### Stated task 1
In the records, reproduce verbatim the lines starting with the line containing "chart-title: Aktyvių tinklo" and continuing through the line containing "y-tick-label: 400 bbox=[44, 88, 62, 99]".

### Text block
------------------------

1 ESS Data Formats

Twenty years ago, there were a large number of disparate formats for storing large data sets, and the transfer of data from one computing system to another was a big deal, often relying on frequent playing of the “find-the-continents” game. Now, however, there are two general styles of dataset storage: 1) machine-independent self-documenting gridded datasets, and 2) relational data bases (e.g. MS Access, mySQL) (with common Excel formats (.csv, .xlsx) as special cases of database tables). Gridded data sets are chiefly represented by the netCDF and HDF5 formats, which include self-documenting “attribute” data, with an older “binary” data format (GRIB2) still in widespread use for exachanging real-time weather forecasting data, and there is growing “interoperatability” among these formats. Databases are in widespread use for storing data that may be heterogeneous in the sense of not being gridded, and possibly having multiple tables.

1.1 netCDF

netCDF (or Network Common Data Format) is the format most frequently used for storing climate-model output as well as some observational data. There is a well-documented convention (CF, for Climate-and-Forecast) for arranging and internally documenting netCDF datasets, which further contributes to simple transfer of data from one system to another.

There are several R packages for handling netCDF data. Of these, the ncdf4 and the related ncdf.helpers packages are the most useful in practice.

------------------------

### Stated task 2
According to the text on data formats, which R packages for handling netCDF data are the most useful in practice?

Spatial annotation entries
------------------------

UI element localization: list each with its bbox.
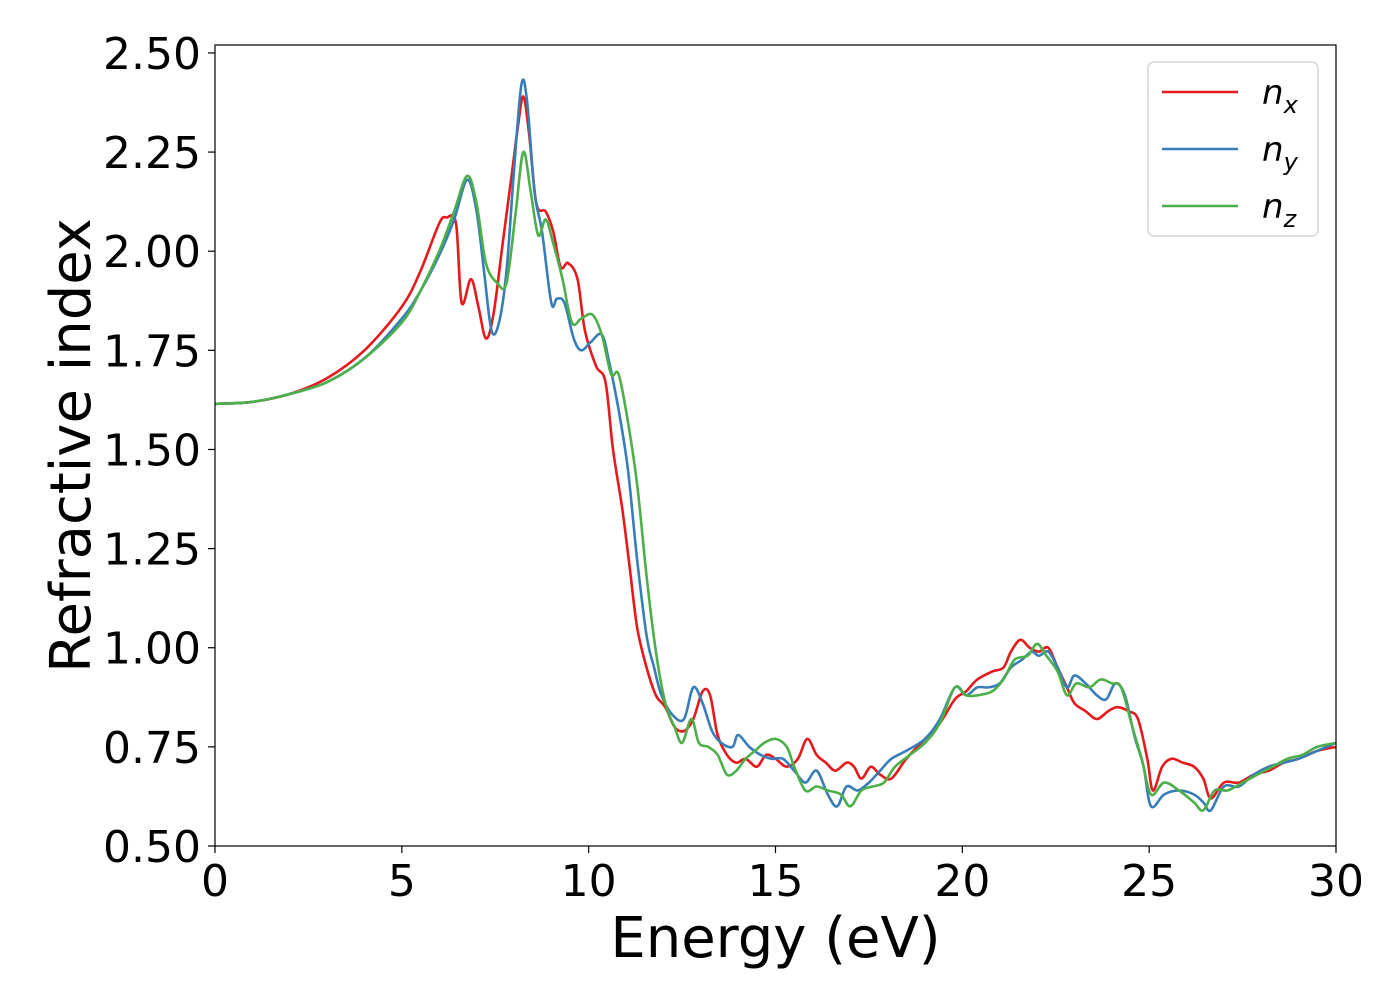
x-tick-label: 5 <box>388 856 416 907</box>
series-line-n-z <box>215 150 1336 812</box>
series-layer <box>215 78 1336 813</box>
y-tick-label: 2.25 <box>103 128 201 179</box>
x-tick-label: 0 <box>201 856 229 907</box>
x-tick-label: 15 <box>748 856 804 907</box>
y-axis-label: Refractive index <box>39 218 104 673</box>
axis-layer: 0 5 10 15 20 25 30 0.50 0.75 1.00 1.25 1.50 1.75 2.00… <box>103 29 1364 907</box>
y-tick-label: 1.00 <box>103 624 201 675</box>
y-tick-label: 0.50 <box>103 822 201 873</box>
y-tick-label: 1.75 <box>103 326 201 377</box>
x-tick-label: 25 <box>1121 856 1177 907</box>
y-tick-label: 1.50 <box>103 425 201 476</box>
y-tick-label: 2.50 <box>103 29 201 80</box>
x-axis-label: Energy (eV) <box>610 906 940 971</box>
y-tick-label: 0.75 <box>103 723 201 774</box>
legend-label: nz <box>1262 187 1298 233</box>
x-tick-label: 20 <box>934 856 990 907</box>
y-tick-label: 2.00 <box>103 227 201 278</box>
x-tick-label: 10 <box>561 856 617 907</box>
legend-label: ny <box>1262 130 1299 176</box>
legend-label: nx <box>1262 73 1299 119</box>
legend: nx ny nz <box>1147 61 1319 237</box>
x-tick-label: 30 <box>1308 856 1364 907</box>
y-tick-label: 1.25 <box>103 525 201 576</box>
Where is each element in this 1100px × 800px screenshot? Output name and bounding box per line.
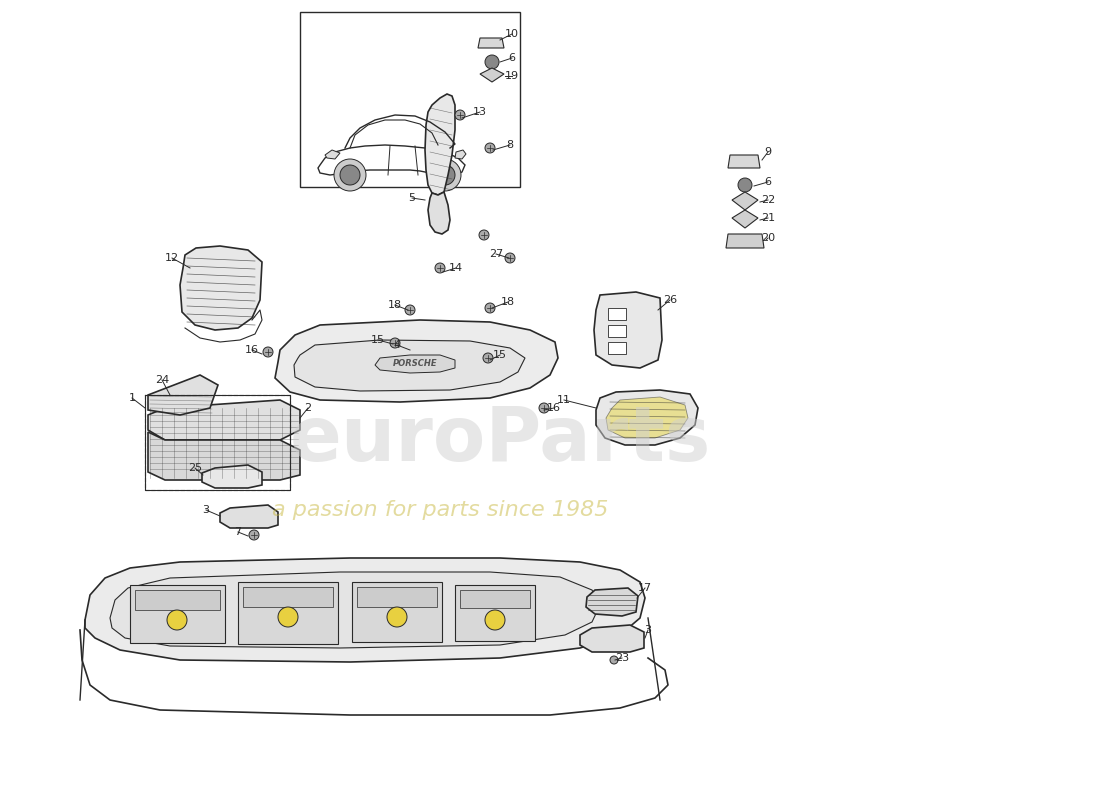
Polygon shape bbox=[425, 94, 455, 195]
Polygon shape bbox=[110, 572, 600, 648]
Polygon shape bbox=[732, 192, 758, 210]
Text: 4: 4 bbox=[394, 340, 400, 350]
Text: a passion for parts since 1985: a passion for parts since 1985 bbox=[272, 500, 608, 520]
Circle shape bbox=[485, 55, 499, 69]
Circle shape bbox=[485, 303, 495, 313]
Circle shape bbox=[390, 338, 400, 348]
Circle shape bbox=[455, 110, 465, 120]
Text: 15: 15 bbox=[493, 350, 507, 360]
Bar bbox=[352, 582, 442, 642]
Circle shape bbox=[429, 159, 461, 191]
Text: euroParts: euroParts bbox=[289, 403, 711, 477]
Polygon shape bbox=[318, 145, 465, 176]
Text: 20: 20 bbox=[761, 233, 776, 243]
Text: 17: 17 bbox=[638, 583, 652, 593]
Text: 3: 3 bbox=[202, 505, 209, 515]
Circle shape bbox=[263, 347, 273, 357]
Polygon shape bbox=[324, 150, 340, 159]
Circle shape bbox=[434, 165, 455, 185]
Text: 3: 3 bbox=[645, 625, 651, 635]
Polygon shape bbox=[606, 397, 688, 438]
Polygon shape bbox=[148, 432, 300, 480]
Circle shape bbox=[478, 230, 490, 240]
Polygon shape bbox=[428, 192, 450, 234]
Polygon shape bbox=[85, 558, 645, 662]
Circle shape bbox=[485, 143, 495, 153]
Polygon shape bbox=[586, 588, 638, 616]
Circle shape bbox=[340, 165, 360, 185]
Circle shape bbox=[505, 253, 515, 263]
Text: 16: 16 bbox=[245, 345, 258, 355]
Text: 11: 11 bbox=[557, 395, 571, 405]
Polygon shape bbox=[728, 155, 760, 168]
Text: 26: 26 bbox=[663, 295, 678, 305]
Polygon shape bbox=[148, 375, 218, 415]
Polygon shape bbox=[580, 625, 644, 652]
Bar bbox=[135, 590, 220, 610]
Text: 27: 27 bbox=[488, 249, 503, 259]
Polygon shape bbox=[275, 320, 558, 402]
Circle shape bbox=[483, 353, 493, 363]
Text: 22: 22 bbox=[761, 195, 776, 205]
Text: 13: 13 bbox=[473, 107, 487, 117]
Bar bbox=[358, 587, 437, 607]
Circle shape bbox=[485, 610, 505, 630]
Text: 9: 9 bbox=[764, 147, 771, 157]
Bar bbox=[455, 585, 535, 641]
Polygon shape bbox=[594, 292, 662, 368]
Polygon shape bbox=[726, 234, 764, 248]
Circle shape bbox=[167, 610, 187, 630]
Polygon shape bbox=[148, 400, 300, 440]
Text: 2: 2 bbox=[305, 403, 311, 413]
Text: 16: 16 bbox=[547, 403, 561, 413]
Text: 6: 6 bbox=[764, 177, 771, 187]
Bar bbox=[608, 308, 626, 320]
Text: 24: 24 bbox=[155, 375, 169, 385]
Circle shape bbox=[334, 159, 366, 191]
Bar bbox=[300, 12, 520, 187]
Polygon shape bbox=[294, 340, 525, 391]
Text: 14: 14 bbox=[449, 263, 463, 273]
Polygon shape bbox=[202, 465, 262, 488]
Text: 8: 8 bbox=[506, 140, 514, 150]
Circle shape bbox=[278, 607, 298, 627]
Circle shape bbox=[405, 305, 415, 315]
Text: 15: 15 bbox=[371, 335, 385, 345]
Text: 21: 21 bbox=[761, 213, 776, 223]
Text: 19: 19 bbox=[505, 71, 519, 81]
Circle shape bbox=[539, 403, 549, 413]
Polygon shape bbox=[596, 390, 698, 445]
Polygon shape bbox=[375, 355, 455, 373]
Bar bbox=[130, 585, 225, 643]
Polygon shape bbox=[732, 210, 758, 228]
Text: 12: 12 bbox=[165, 253, 179, 263]
Text: 18: 18 bbox=[388, 300, 403, 310]
Bar bbox=[460, 590, 530, 608]
Circle shape bbox=[610, 656, 618, 664]
Circle shape bbox=[738, 178, 752, 192]
Circle shape bbox=[434, 263, 446, 273]
Text: 25: 25 bbox=[188, 463, 202, 473]
Polygon shape bbox=[180, 246, 262, 330]
Circle shape bbox=[249, 530, 258, 540]
Text: 7: 7 bbox=[234, 527, 242, 537]
Bar bbox=[238, 582, 338, 644]
Polygon shape bbox=[480, 68, 504, 82]
Polygon shape bbox=[455, 150, 466, 159]
Text: 10: 10 bbox=[505, 29, 519, 39]
Text: 6: 6 bbox=[508, 53, 516, 63]
Text: 18: 18 bbox=[500, 297, 515, 307]
Polygon shape bbox=[220, 505, 278, 528]
Polygon shape bbox=[478, 38, 504, 48]
Text: 1: 1 bbox=[129, 393, 135, 403]
Text: 23: 23 bbox=[615, 653, 629, 663]
Text: 5: 5 bbox=[408, 193, 416, 203]
Bar bbox=[608, 325, 626, 337]
Bar bbox=[243, 587, 333, 607]
Bar bbox=[608, 342, 626, 354]
Text: PORSCHE: PORSCHE bbox=[393, 359, 438, 369]
Circle shape bbox=[387, 607, 407, 627]
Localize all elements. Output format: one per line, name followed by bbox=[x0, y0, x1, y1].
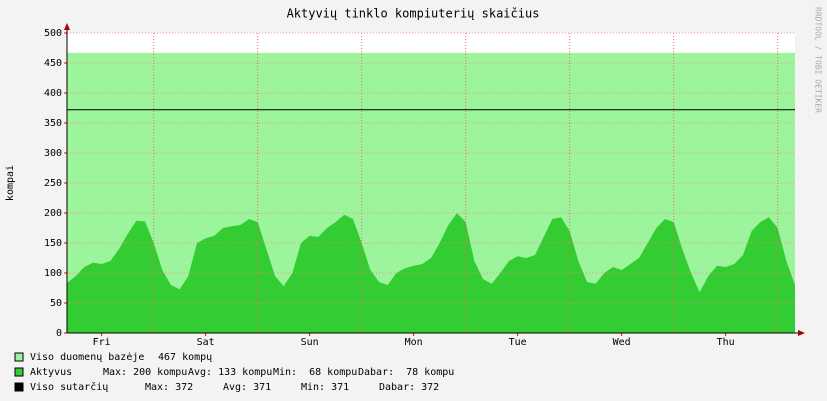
chart-title: Aktyvių tinklo kompiuterių skaičius bbox=[287, 7, 540, 21]
y-tick-label: 100 bbox=[44, 268, 62, 279]
legend-stat: Avg: 371 bbox=[223, 382, 271, 393]
legend-stat: Max: 200 kompu bbox=[103, 367, 187, 378]
y-tick-label: 0 bbox=[56, 328, 62, 339]
legend-stat: Min: 371 bbox=[301, 382, 349, 393]
legend-swatch bbox=[14, 352, 24, 362]
y-tick-label: 400 bbox=[44, 88, 62, 99]
legend-stat: Min: 68 kompu bbox=[273, 367, 357, 378]
x-tick-label: Thu bbox=[717, 337, 735, 348]
x-tick-label: Sat bbox=[197, 337, 215, 348]
y-axis-arrow bbox=[64, 23, 70, 30]
marks bbox=[67, 52, 795, 334]
x-tick-label: Wed bbox=[613, 337, 631, 348]
watermark: RRDTOOL / TOBI OETIKER bbox=[814, 7, 823, 113]
legend-stat: Dabar: 78 kompu bbox=[358, 367, 454, 378]
y-tick-label: 50 bbox=[50, 298, 62, 309]
legend-stat: Dabar: 372 bbox=[379, 382, 439, 393]
y-tick-label: 300 bbox=[44, 148, 62, 159]
legend-stat: Max: 372 bbox=[145, 382, 193, 393]
x-axis-arrow bbox=[798, 330, 805, 336]
legend-label: Viso sutarčių bbox=[30, 381, 108, 393]
y-tick-label: 450 bbox=[44, 58, 62, 69]
y-tick-label: 500 bbox=[44, 28, 62, 39]
y-tick-label: 350 bbox=[44, 118, 62, 129]
x-tick-label: Sun bbox=[301, 337, 319, 348]
x-tick-label: Mon bbox=[405, 337, 423, 348]
y-tick-label: 250 bbox=[44, 178, 62, 189]
y-tick-label: 150 bbox=[44, 238, 62, 249]
legend-stat: Avg: 133 kompu bbox=[188, 367, 272, 378]
legend-swatch bbox=[14, 367, 24, 377]
x-tick-label: Tue bbox=[509, 337, 527, 348]
legend-stat: 467 kompų bbox=[158, 352, 212, 363]
x-tick-label: Fri bbox=[93, 337, 111, 348]
legend-label: Viso duomenų bazėje bbox=[30, 352, 144, 363]
overlay: 0 50 100 150 200 250 300 350 400 450 500 Fri Sat Sun M… bbox=[44, 23, 805, 348]
legend-label: Aktyvus bbox=[30, 367, 72, 378]
y-axis-label: kompai bbox=[5, 165, 16, 201]
legend-swatch bbox=[14, 382, 24, 392]
y-tick-label: 200 bbox=[44, 208, 62, 219]
legend: Viso duomenų bazėje 467 kompų Aktyvus Max: … bbox=[14, 352, 454, 393]
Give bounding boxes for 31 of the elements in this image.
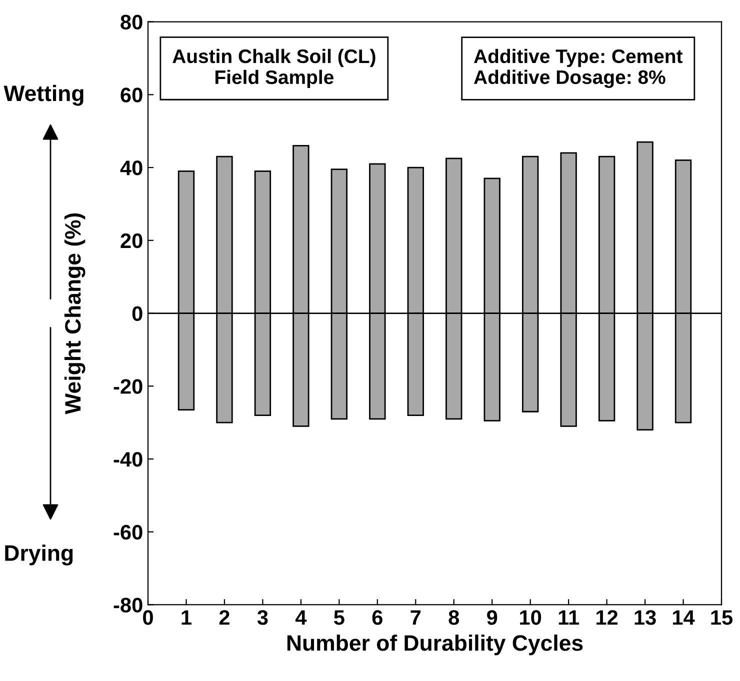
- x-tick-label: 10: [520, 610, 542, 625]
- y-tick-label: -20: [114, 379, 142, 394]
- x-tick-label: 8: [448, 610, 460, 625]
- y-tick-label: -60: [114, 524, 142, 540]
- y-tick-label: 80: [120, 14, 142, 30]
- x-tick-label: 11: [558, 610, 579, 625]
- x-tick-label: 14: [672, 610, 695, 625]
- x-tick-label: 7: [410, 610, 421, 625]
- x-tick-label: 4: [295, 610, 307, 625]
- annotation: Additive Type: Cement Additive Dosage: 8%: [474, 48, 683, 88]
- x-tick-label: 12: [596, 610, 618, 625]
- y-tick-label: 20: [120, 233, 142, 248]
- x-tick-label: 3: [257, 610, 268, 625]
- y-axis-title: Weight Change (%): [64, 213, 86, 414]
- y-tick-label: 0: [132, 306, 142, 322]
- x-tick-label: 6: [372, 610, 382, 625]
- x-tick-label: 15: [711, 610, 733, 625]
- x-axis-title: Number of Durability Cycles: [287, 634, 583, 656]
- x-tick-label: 13: [634, 610, 656, 625]
- y-tick-label: 60: [120, 88, 142, 102]
- annotation: Austin Chalk Soil (CL) Field Sample: [172, 48, 376, 88]
- y-tick-label: -80: [114, 598, 142, 612]
- text: Drying: [5, 544, 73, 566]
- x-tick-label: 5: [334, 610, 344, 625]
- text: Wetting: [4, 84, 84, 106]
- x-tick-label: 0: [143, 610, 153, 625]
- x-tick-label: 2: [219, 610, 230, 625]
- x-tick-label: 1: [182, 610, 192, 625]
- y-tick-label: 40: [120, 160, 142, 176]
- y-tick-label: -40: [114, 452, 142, 467]
- x-tick-label: 9: [487, 610, 498, 625]
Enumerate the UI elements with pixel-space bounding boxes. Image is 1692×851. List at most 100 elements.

------------------------

### Correct response 1
chart-title: Aktyvių tinklo kompiuterių skaičius bbox=[287, 7, 540, 21]
y-tick-label: 100 bbox=[44, 268, 62, 279]
legend-stat: Avg: 371 bbox=[223, 382, 271, 393]
legend-stat: Max: 200 kompu bbox=[103, 367, 187, 378]
y-tick-label: 0 bbox=[56, 328, 62, 339]
legend-stat: Min: 371 bbox=[301, 382, 349, 393]
legend-swatch bbox=[14, 352, 24, 362]
y-tick-label: 400 bbox=[44, 88, 62, 99]

### Correct response 2
The ncdf4 and ncdf.helpers packages.